-- Begin --

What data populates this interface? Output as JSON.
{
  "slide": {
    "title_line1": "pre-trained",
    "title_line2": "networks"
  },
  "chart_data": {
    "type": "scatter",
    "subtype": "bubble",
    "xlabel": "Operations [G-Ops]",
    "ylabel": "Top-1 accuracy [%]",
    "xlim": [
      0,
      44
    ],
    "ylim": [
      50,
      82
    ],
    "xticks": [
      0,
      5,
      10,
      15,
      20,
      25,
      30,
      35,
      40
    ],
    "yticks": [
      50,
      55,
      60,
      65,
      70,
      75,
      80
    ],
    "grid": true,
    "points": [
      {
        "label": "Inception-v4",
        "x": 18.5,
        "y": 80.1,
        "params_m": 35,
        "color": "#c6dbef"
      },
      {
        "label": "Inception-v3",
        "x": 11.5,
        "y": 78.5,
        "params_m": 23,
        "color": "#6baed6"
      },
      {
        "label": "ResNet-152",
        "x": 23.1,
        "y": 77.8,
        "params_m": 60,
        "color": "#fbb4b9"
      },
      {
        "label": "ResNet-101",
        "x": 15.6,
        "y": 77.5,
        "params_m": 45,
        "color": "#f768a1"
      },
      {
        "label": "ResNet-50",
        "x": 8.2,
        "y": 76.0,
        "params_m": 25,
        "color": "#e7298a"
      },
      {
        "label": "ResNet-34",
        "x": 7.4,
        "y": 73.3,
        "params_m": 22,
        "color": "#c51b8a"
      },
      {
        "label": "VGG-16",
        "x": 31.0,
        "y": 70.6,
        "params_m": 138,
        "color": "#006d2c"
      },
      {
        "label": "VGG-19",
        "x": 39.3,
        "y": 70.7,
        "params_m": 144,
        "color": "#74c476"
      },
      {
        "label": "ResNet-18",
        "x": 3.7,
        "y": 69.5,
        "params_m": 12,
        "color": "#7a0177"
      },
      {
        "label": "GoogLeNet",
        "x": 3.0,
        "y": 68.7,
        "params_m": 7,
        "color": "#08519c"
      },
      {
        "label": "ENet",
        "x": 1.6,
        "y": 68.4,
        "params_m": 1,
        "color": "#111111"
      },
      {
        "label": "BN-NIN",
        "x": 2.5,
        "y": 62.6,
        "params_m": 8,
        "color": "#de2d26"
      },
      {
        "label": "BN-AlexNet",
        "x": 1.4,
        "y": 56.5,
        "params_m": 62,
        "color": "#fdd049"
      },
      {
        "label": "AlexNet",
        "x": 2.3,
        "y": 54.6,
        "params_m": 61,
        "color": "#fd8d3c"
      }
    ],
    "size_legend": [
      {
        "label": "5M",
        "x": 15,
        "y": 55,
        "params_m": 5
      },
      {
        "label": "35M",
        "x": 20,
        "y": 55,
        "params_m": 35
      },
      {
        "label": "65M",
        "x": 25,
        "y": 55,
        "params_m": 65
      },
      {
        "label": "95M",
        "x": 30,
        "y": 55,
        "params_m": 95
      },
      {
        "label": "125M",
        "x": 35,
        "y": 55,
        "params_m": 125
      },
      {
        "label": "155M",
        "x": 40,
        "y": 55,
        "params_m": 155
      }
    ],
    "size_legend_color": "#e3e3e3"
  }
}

-- End --

## WHAT IS BEING ASKED:
Give an exact repetition of all the material.

## RESULT OF THIS EXERCISE:
What data populates this interface? Output as JSON.
{
  "slide": {
    "title_line1": "pre-trained",
    "title_line2": "networks"
  },
  "chart_data": {
    "type": "scatter",
    "subtype": "bubble",
    "xlabel": "Operations [G-Ops]",
    "ylabel": "Top-1 accuracy [%]",
    "xlim": [
      0,
      44
    ],
    "ylim": [
      50,
      82
    ],
    "xticks": [
      0,
      5,
      10,
      15,
      20,
      25,
      30,
      35,
      40
    ],
    "yticks": [
      50,
      55,
      60,
      65,
      70,
      75,
      80
    ],
    "grid": true,
    "points": [
      {
        "label": "Inception-v4",
        "x": 18.5,
        "y": 80.1,
        "params_m": 35,
        "color": "#c6dbef"
      },
      {
        "label": "Inception-v3",
        "x": 11.5,
        "y": 78.5,
        "params_m": 23,
        "color": "#6baed6"
      },
      {
        "label": "ResNet-152",
        "x": 23.1,
        "y": 77.8,
        "params_m": 60,
        "color": "#fbb4b9"
      },
      {
        "label": "ResNet-101",
        "x": 15.6,
        "y": 77.5,
        "params_m": 45,
        "color": "#f768a1"
      },
      {
        "label": "ResNet-50",
        "x": 8.2,
        "y": 76.0,
        "params_m": 25,
        "color": "#e7298a"
      },
      {
        "label": "ResNet-34",
        "x": 7.4,
        "y": 73.3,
        "params_m": 22,
        "color": "#c51b8a"
      },
      {
        "label": "VGG-16",
        "x": 31.0,
        "y": 70.6,
        "params_m": 138,
        "color": "#006d2c"
      },
      {
        "label": "VGG-19",
        "x": 39.3,
        "y": 70.7,
        "params_m": 144,
        "color": "#74c476"
      },
      {
        "label": "ResNet-18",
        "x": 3.7,
        "y": 69.5,
        "params_m": 12,
        "color": "#7a0177"
      },
      {
        "label": "GoogLeNet",
        "x": 3.0,
        "y": 68.7,
        "params_m": 7,
        "color": "#08519c"
      },
      {
        "label": "ENet",
        "x": 1.6,
        "y": 68.4,
        "params_m": 1,
        "color": "#111111"
      },
      {
        "label": "BN-NIN",
        "x": 2.5,
        "y": 62.6,
        "params_m": 8,
        "color": "#de2d26"
      },
      {
        "label": "BN-AlexNet",
        "x": 1.4,
        "y": 56.5,
        "params_m": 62,
        "color": "#fdd049"
      },
      {
        "label": "AlexNet",
        "x": 2.3,
        "y": 54.6,
        "params_m": 61,
        "color": "#fd8d3c"
      }
    ],
    "size_legend": [
      {
        "label": "5M",
        "x": 15,
        "y": 55,
        "params_m": 5
      },
      {
        "label": "35M",
        "x": 20,
        "y": 55,
        "params_m": 35
      },
      {
        "label": "65M",
        "x": 25,
        "y": 55,
        "params_m": 65
      },
      {
        "label": "95M",
        "x": 30,
        "y": 55,
        "params_m": 95
      },
      {
        "label": "125M",
        "x": 35,
        "y": 55,
        "params_m": 125
      },
      {
        "label": "155M",
        "x": 40,
        "y": 55,
        "params_m": 155
      }
    ],
    "size_legend_color": "#e3e3e3"
  }
}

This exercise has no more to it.